[Task prompt] Within the material below, find each line bearing the word "this" and present it.

(Lines of data)
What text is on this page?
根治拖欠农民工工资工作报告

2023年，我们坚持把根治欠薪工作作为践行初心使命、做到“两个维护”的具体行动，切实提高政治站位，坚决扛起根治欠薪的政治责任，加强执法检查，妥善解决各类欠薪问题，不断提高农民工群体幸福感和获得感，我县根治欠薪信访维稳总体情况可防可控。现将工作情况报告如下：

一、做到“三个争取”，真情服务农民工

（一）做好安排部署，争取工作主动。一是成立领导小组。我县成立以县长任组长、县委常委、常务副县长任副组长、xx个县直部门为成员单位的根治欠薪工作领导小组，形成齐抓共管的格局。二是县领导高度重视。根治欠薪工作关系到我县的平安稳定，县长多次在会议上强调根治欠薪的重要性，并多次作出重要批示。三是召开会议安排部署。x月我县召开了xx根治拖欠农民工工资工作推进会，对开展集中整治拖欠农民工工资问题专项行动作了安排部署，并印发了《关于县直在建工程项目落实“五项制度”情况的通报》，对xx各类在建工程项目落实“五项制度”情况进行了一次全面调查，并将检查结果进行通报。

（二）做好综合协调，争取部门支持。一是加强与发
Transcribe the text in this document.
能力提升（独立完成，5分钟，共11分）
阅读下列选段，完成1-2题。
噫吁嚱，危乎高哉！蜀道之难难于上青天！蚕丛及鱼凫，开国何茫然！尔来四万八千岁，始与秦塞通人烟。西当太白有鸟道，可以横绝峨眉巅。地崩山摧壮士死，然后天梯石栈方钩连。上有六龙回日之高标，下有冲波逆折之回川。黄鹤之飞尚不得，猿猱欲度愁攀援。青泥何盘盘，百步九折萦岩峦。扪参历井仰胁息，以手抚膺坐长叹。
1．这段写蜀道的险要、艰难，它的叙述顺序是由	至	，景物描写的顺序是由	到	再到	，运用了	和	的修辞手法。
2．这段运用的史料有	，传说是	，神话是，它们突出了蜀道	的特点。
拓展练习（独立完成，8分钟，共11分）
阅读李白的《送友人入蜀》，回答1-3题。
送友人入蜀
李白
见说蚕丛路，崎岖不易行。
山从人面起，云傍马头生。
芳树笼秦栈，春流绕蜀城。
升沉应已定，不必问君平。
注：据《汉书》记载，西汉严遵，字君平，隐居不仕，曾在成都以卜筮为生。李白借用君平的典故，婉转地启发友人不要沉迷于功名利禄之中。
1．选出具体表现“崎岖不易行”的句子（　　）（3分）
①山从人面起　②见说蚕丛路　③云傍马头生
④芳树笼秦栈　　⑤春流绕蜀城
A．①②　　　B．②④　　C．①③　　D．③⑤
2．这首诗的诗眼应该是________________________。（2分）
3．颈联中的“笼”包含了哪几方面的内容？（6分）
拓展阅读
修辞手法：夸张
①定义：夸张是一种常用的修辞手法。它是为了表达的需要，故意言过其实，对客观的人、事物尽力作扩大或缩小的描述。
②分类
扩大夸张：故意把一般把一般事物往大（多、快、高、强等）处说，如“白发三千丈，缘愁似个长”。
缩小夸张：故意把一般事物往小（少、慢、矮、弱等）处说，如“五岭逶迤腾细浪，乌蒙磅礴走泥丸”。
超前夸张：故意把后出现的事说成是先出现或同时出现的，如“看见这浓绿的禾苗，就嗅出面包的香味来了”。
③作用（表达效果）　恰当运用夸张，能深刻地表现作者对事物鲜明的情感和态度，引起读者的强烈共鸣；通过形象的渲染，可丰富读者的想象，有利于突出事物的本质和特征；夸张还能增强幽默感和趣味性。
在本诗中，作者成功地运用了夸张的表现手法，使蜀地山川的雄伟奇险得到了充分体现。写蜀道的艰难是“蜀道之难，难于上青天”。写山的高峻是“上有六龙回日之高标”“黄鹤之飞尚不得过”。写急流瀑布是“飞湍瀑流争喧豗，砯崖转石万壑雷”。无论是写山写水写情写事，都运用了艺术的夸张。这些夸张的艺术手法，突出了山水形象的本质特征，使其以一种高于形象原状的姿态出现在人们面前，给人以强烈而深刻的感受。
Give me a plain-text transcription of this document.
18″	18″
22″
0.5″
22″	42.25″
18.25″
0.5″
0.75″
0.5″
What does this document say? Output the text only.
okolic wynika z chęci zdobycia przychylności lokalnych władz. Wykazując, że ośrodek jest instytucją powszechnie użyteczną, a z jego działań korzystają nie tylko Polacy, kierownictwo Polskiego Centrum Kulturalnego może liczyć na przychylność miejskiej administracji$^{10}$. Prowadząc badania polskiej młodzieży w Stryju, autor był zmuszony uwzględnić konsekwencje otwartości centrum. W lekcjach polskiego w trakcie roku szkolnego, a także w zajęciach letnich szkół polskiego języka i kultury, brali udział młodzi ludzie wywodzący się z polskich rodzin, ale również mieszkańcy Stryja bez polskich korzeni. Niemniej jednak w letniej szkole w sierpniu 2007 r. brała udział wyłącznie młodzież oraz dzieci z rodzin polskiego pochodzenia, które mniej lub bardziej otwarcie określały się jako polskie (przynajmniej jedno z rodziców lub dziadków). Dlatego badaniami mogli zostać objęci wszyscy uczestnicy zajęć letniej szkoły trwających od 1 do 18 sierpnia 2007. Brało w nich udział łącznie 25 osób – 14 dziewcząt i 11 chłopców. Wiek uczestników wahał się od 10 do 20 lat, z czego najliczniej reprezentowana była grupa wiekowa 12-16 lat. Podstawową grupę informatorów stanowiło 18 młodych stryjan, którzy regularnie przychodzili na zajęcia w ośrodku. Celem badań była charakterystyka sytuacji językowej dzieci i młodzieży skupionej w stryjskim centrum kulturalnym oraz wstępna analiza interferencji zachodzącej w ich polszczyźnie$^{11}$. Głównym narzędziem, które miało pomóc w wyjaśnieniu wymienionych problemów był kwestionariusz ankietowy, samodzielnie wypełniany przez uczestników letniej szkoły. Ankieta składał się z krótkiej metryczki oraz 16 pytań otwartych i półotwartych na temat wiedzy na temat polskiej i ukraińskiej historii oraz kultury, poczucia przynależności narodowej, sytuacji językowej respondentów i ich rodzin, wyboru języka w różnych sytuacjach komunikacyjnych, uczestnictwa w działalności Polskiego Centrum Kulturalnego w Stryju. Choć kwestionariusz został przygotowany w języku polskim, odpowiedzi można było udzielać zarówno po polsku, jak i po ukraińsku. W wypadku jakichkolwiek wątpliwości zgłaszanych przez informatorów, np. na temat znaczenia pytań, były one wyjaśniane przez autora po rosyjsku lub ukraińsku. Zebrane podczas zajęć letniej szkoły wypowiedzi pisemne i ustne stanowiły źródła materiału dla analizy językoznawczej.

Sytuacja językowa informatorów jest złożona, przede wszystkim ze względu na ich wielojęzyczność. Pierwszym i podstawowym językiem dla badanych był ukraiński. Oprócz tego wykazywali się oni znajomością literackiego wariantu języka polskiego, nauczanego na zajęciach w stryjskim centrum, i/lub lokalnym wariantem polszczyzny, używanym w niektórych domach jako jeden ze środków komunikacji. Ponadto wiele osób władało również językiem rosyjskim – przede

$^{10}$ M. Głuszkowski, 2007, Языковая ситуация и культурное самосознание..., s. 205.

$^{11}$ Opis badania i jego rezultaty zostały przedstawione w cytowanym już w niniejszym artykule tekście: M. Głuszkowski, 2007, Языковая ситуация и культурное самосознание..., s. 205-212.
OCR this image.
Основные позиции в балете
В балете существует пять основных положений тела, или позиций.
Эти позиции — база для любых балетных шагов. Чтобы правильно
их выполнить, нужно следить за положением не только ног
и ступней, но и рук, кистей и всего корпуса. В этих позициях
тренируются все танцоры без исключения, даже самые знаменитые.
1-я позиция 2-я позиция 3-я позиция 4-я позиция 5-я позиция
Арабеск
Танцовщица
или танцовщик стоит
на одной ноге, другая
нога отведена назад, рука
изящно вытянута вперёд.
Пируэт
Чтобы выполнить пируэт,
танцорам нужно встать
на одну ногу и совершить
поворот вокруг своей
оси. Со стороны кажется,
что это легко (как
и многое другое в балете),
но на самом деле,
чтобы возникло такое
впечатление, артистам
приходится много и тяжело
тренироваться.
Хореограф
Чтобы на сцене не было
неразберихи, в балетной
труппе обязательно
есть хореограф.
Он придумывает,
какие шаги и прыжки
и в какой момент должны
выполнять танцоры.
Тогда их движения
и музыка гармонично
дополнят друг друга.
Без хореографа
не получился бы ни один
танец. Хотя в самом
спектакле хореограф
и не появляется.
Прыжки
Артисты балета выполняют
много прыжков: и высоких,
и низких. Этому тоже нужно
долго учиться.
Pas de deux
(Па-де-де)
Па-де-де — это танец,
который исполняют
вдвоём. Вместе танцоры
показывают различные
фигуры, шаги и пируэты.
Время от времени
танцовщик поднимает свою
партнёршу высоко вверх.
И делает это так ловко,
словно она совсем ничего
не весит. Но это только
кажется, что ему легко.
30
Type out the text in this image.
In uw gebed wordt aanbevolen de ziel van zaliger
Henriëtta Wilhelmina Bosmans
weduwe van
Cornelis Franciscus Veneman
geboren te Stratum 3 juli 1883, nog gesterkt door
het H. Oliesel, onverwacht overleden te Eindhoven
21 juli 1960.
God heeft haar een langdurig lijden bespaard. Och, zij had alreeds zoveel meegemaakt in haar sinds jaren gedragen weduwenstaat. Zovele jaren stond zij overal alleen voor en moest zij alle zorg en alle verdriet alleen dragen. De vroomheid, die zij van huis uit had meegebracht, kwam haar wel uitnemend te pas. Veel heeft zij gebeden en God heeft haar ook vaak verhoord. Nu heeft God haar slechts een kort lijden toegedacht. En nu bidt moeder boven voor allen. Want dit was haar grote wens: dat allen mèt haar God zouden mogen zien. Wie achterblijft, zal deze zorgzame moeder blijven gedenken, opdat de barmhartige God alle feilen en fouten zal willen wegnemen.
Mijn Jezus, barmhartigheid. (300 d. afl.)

[Solution to the problem]
What text is on this page?
Transcribe the text in this document.
Give me a plain-text transcription of this document.
What does this document say? Output the text only.
OCR this image.
Type out the text in this image.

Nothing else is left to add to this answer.